▸ Given instruction
Whenever a line contains the string "不透明度", copy it out of the entries.

▸ Available data
↓↓↓

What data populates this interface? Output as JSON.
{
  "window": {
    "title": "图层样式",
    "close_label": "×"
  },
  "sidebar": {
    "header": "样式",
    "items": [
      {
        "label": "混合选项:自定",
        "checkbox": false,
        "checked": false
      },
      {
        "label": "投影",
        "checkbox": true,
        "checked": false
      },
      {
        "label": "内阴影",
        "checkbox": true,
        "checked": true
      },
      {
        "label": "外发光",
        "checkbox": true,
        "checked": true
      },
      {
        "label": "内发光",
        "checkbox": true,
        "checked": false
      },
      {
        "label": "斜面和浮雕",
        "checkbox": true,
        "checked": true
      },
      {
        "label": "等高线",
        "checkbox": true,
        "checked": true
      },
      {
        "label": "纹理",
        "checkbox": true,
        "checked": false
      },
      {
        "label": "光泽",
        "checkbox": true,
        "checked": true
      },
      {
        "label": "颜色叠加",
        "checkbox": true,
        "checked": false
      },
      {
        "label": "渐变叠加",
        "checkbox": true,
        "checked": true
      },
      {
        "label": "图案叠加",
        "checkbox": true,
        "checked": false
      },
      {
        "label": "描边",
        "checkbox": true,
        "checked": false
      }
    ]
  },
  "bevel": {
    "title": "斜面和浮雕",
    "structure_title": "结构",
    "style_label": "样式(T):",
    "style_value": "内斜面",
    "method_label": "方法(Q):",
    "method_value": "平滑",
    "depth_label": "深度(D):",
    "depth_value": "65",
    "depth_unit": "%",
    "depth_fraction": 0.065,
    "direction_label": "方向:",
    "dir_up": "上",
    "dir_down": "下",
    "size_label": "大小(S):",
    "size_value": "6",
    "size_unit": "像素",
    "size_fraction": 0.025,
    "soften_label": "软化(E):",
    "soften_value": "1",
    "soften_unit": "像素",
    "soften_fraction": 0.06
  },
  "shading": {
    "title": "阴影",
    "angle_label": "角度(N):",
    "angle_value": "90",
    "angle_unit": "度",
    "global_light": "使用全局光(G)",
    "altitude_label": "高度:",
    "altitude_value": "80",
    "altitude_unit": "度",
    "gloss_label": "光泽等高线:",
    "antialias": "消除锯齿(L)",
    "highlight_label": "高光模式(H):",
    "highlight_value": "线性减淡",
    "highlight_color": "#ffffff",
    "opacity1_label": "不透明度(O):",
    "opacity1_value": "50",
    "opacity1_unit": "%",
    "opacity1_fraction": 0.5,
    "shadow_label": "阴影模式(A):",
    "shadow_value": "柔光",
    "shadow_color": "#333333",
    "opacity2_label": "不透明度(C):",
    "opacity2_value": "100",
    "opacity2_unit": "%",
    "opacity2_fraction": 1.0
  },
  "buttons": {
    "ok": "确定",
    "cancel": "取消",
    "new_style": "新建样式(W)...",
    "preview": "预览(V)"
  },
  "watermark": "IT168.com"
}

↑↑↑

▸ Output of the task
    "opacity1_label": "不透明度(O):",
    "opacity2_label": "不透明度(C):",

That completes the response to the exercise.